▶ **GIVEN REQUEST**: Write out every line of the material below without changing anything.

[Element boundary records]
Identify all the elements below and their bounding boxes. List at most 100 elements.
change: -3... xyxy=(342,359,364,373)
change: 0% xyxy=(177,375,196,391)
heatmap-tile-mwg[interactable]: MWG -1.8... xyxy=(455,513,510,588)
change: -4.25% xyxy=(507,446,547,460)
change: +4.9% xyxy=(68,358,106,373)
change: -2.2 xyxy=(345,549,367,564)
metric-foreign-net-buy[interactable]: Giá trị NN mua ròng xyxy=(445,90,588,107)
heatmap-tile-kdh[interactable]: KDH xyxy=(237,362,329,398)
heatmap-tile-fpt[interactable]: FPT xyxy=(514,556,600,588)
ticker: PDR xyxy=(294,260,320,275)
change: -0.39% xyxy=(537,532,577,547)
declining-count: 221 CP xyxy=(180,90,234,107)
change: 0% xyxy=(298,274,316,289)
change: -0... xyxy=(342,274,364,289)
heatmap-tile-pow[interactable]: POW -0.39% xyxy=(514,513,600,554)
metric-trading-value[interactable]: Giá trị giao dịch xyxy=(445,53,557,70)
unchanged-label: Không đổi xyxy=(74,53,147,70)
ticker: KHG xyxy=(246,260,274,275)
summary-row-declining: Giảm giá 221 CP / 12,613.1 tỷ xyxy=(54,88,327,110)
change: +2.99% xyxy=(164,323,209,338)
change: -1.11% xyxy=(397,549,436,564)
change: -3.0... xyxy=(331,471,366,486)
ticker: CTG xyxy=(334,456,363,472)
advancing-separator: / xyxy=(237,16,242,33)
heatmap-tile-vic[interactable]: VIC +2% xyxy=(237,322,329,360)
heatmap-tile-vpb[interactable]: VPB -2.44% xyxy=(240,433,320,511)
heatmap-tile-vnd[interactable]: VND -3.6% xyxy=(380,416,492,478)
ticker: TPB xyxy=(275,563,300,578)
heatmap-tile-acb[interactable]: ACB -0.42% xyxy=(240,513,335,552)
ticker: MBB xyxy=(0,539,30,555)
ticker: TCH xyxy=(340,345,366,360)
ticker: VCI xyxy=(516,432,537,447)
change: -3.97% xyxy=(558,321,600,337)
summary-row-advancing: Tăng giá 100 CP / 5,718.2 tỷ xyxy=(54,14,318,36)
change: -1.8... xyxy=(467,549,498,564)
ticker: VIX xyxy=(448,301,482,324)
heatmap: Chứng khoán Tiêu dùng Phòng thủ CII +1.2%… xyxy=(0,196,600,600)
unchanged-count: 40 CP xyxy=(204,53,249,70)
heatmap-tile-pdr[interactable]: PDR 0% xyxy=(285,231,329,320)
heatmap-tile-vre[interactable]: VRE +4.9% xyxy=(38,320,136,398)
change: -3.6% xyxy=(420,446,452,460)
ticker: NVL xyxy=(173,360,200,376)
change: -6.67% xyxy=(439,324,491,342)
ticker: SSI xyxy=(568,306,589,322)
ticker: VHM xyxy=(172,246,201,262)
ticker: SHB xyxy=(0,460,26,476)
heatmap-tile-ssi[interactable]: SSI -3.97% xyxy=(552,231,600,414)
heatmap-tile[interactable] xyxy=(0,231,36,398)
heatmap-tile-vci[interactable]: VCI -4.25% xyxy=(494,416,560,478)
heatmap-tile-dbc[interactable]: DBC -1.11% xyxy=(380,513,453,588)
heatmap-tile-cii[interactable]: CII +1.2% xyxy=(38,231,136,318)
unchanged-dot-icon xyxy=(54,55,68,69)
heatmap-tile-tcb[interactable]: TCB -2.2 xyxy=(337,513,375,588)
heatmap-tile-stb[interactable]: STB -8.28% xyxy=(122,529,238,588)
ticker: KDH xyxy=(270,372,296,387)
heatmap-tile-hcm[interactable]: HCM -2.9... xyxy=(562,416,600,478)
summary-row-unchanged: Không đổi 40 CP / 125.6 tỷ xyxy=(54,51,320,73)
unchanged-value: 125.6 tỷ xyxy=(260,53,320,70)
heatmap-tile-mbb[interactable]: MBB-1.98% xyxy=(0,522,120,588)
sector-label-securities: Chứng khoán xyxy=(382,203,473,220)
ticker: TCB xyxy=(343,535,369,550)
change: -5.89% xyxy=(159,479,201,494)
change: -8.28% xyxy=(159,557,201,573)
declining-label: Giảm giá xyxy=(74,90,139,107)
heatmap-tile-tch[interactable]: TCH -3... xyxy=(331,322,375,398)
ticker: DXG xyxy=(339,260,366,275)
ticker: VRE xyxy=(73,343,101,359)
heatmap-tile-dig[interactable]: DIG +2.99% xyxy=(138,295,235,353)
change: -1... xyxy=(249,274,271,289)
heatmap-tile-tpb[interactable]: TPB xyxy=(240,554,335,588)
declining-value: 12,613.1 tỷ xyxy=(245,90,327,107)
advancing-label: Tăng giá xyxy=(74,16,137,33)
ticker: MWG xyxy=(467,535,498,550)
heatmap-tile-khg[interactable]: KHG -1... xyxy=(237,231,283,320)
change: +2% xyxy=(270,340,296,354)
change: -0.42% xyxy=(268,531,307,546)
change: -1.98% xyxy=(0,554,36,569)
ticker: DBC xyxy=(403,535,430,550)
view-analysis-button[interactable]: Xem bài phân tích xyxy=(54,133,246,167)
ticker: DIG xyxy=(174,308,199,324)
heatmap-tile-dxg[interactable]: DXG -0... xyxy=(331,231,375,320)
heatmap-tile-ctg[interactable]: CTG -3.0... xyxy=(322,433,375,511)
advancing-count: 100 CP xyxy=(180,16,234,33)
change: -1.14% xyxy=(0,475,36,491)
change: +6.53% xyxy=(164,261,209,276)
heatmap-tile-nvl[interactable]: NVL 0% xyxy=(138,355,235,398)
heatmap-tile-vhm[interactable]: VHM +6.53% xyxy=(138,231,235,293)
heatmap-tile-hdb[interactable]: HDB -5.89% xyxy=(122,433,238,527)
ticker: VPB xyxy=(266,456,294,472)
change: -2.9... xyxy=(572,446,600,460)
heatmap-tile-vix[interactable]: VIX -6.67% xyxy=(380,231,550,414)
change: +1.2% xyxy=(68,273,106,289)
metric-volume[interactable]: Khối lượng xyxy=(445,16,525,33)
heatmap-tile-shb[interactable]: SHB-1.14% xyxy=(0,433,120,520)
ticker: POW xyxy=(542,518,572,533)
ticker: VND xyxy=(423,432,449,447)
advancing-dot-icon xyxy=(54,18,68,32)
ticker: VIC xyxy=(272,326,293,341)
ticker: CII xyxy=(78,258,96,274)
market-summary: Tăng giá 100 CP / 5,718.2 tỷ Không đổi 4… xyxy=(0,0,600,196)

▶ **RESULT FOR THIS TASK**:
Identify all the elements below and their bounding boxes. List at most 100 elements.
change: -3... xyxy=(342,359,364,373)
change: 0% xyxy=(177,375,196,391)
heatmap-tile-mwg[interactable]: MWG -1.8... xyxy=(455,513,510,588)
change: -4.25% xyxy=(507,446,547,460)
change: +4.9% xyxy=(68,358,106,373)
change: -2.2 xyxy=(345,549,367,564)
metric-foreign-net-buy[interactable]: Giá trị NN mua ròng xyxy=(445,90,588,107)
heatmap-tile-kdh[interactable]: KDH xyxy=(237,362,329,398)
heatmap-tile-fpt[interactable]: FPT xyxy=(514,556,600,588)
ticker: PDR xyxy=(294,260,320,275)
change: -0.39% xyxy=(537,532,577,547)
declining-count: 221 CP xyxy=(180,90,234,107)
change: 0% xyxy=(298,274,316,289)
change: -0... xyxy=(342,274,364,289)
heatmap-tile-pow[interactable]: POW -0.39% xyxy=(514,513,600,554)
metric-trading-value[interactable]: Giá trị giao dịch xyxy=(445,53,557,70)
unchanged-label: Không đổi xyxy=(74,53,147,70)
ticker: KHG xyxy=(246,260,274,275)
summary-row-declining: Giảm giá 221 CP / 12,613.1 tỷ xyxy=(54,88,327,110)
change: +2.99% xyxy=(164,323,209,338)
change: -1.11% xyxy=(397,549,436,564)
change: -3.0... xyxy=(331,471,366,486)
ticker: CTG xyxy=(334,456,363,472)
advancing-separator: / xyxy=(237,16,242,33)
heatmap-tile-vic[interactable]: VIC +2% xyxy=(237,322,329,360)
heatmap-tile-vpb[interactable]: VPB -2.44% xyxy=(240,433,320,511)
heatmap-tile-vnd[interactable]: VND -3.6% xyxy=(380,416,492,478)
ticker: TPB xyxy=(275,563,300,578)
heatmap-tile-acb[interactable]: ACB -0.42% xyxy=(240,513,335,552)
ticker: MBB xyxy=(0,539,30,555)
ticker: TCH xyxy=(340,345,366,360)
ticker: VCI xyxy=(516,432,537,447)
change: -3.97% xyxy=(558,321,600,337)
summary-row-advancing: Tăng giá 100 CP / 5,718.2 tỷ xyxy=(54,14,318,36)
change: -1.8... xyxy=(467,549,498,564)
ticker: VIX xyxy=(448,301,482,324)
heatmap: Chứng khoán Tiêu dùng Phòng thủ CII +1.2%… xyxy=(0,196,600,600)
unchanged-count: 40 CP xyxy=(204,53,249,70)
heatmap-tile-pdr[interactable]: PDR 0% xyxy=(285,231,329,320)
heatmap-tile-vre[interactable]: VRE +4.9% xyxy=(38,320,136,398)
change: -3.6% xyxy=(420,446,452,460)
ticker: NVL xyxy=(173,360,200,376)
change: -6.67% xyxy=(439,324,491,342)
ticker: SSI xyxy=(568,306,589,322)
ticker: VHM xyxy=(172,246,201,262)
ticker: SHB xyxy=(0,460,26,476)
heatmap-tile-ssi[interactable]: SSI -3.97% xyxy=(552,231,600,414)
heatmap-tile[interactable] xyxy=(0,231,36,398)
heatmap-tile-vci[interactable]: VCI -4.25% xyxy=(494,416,560,478)
heatmap-tile-dbc[interactable]: DBC -1.11% xyxy=(380,513,453,588)
heatmap-tile-cii[interactable]: CII +1.2% xyxy=(38,231,136,318)
unchanged-dot-icon xyxy=(54,55,68,69)
heatmap-tile-tcb[interactable]: TCB -2.2 xyxy=(337,513,375,588)
heatmap-tile-stb[interactable]: STB -8.28% xyxy=(122,529,238,588)
ticker: KDH xyxy=(270,372,296,387)
heatmap-tile-hcm[interactable]: HCM -2.9... xyxy=(562,416,600,478)
summary-row-unchanged: Không đổi 40 CP / 125.6 tỷ xyxy=(54,51,320,73)
unchanged-value: 125.6 tỷ xyxy=(260,53,320,70)
heatmap-tile-mbb[interactable]: MBB-1.98% xyxy=(0,522,120,588)
sector-label-securities: Chứng khoán xyxy=(382,203,473,220)
ticker: TCB xyxy=(343,535,369,550)
change: -5.89% xyxy=(159,479,201,494)
change: -8.28% xyxy=(159,557,201,573)
declining-label: Giảm giá xyxy=(74,90,139,107)
heatmap-tile-tch[interactable]: TCH -3... xyxy=(331,322,375,398)
ticker: DXG xyxy=(339,260,366,275)
ticker: VRE xyxy=(73,343,101,359)
heatmap-tile-dig[interactable]: DIG +2.99% xyxy=(138,295,235,353)
change: -1... xyxy=(249,274,271,289)
heatmap-tile-tpb[interactable]: TPB xyxy=(240,554,335,588)
declining-value: 12,613.1 tỷ xyxy=(245,90,327,107)
advancing-label: Tăng giá xyxy=(74,16,137,33)
ticker: MWG xyxy=(467,535,498,550)
heatmap-tile-khg[interactable]: KHG -1... xyxy=(237,231,283,320)
change: +2% xyxy=(270,340,296,354)
change: -0.42% xyxy=(268,531,307,546)
change: -1.98% xyxy=(0,554,36,569)
ticker: DBC xyxy=(403,535,430,550)
view-analysis-button[interactable]: Xem bài phân tích xyxy=(54,133,246,167)
ticker: DIG xyxy=(174,308,199,324)
heatmap-tile-dxg[interactable]: DXG -0... xyxy=(331,231,375,320)
heatmap-tile-ctg[interactable]: CTG -3.0... xyxy=(322,433,375,511)
advancing-count: 100 CP xyxy=(180,16,234,33)
change: -1.14% xyxy=(0,475,36,491)
change: +6.53% xyxy=(164,261,209,276)
heatmap-tile-nvl[interactable]: NVL 0% xyxy=(138,355,235,398)
heatmap-tile-vhm[interactable]: VHM +6.53% xyxy=(138,231,235,293)
heatmap-tile-hdb[interactable]: HDB -5.89% xyxy=(122,433,238,527)
ticker: VPB xyxy=(266,456,294,472)
change: -2.9... xyxy=(572,446,600,460)
heatmap-tile-vix[interactable]: VIX -6.67% xyxy=(380,231,550,414)
change: +1.2% xyxy=(68,273,106,289)
metric-volume[interactable]: Khối lượng xyxy=(445,16,525,33)
heatmap-tile-shb[interactable]: SHB-1.14% xyxy=(0,433,120,520)
ticker: POW xyxy=(542,518,572,533)
ticker: VND xyxy=(423,432,449,447)
advancing-dot-icon xyxy=(54,18,68,32)
ticker: VIC xyxy=(272,326,293,341)
ticker: CII xyxy=(78,258,96,274)
market-summary: Tăng giá 100 CP / 5,718.2 tỷ Không đổi 4… xyxy=(0,0,600,196)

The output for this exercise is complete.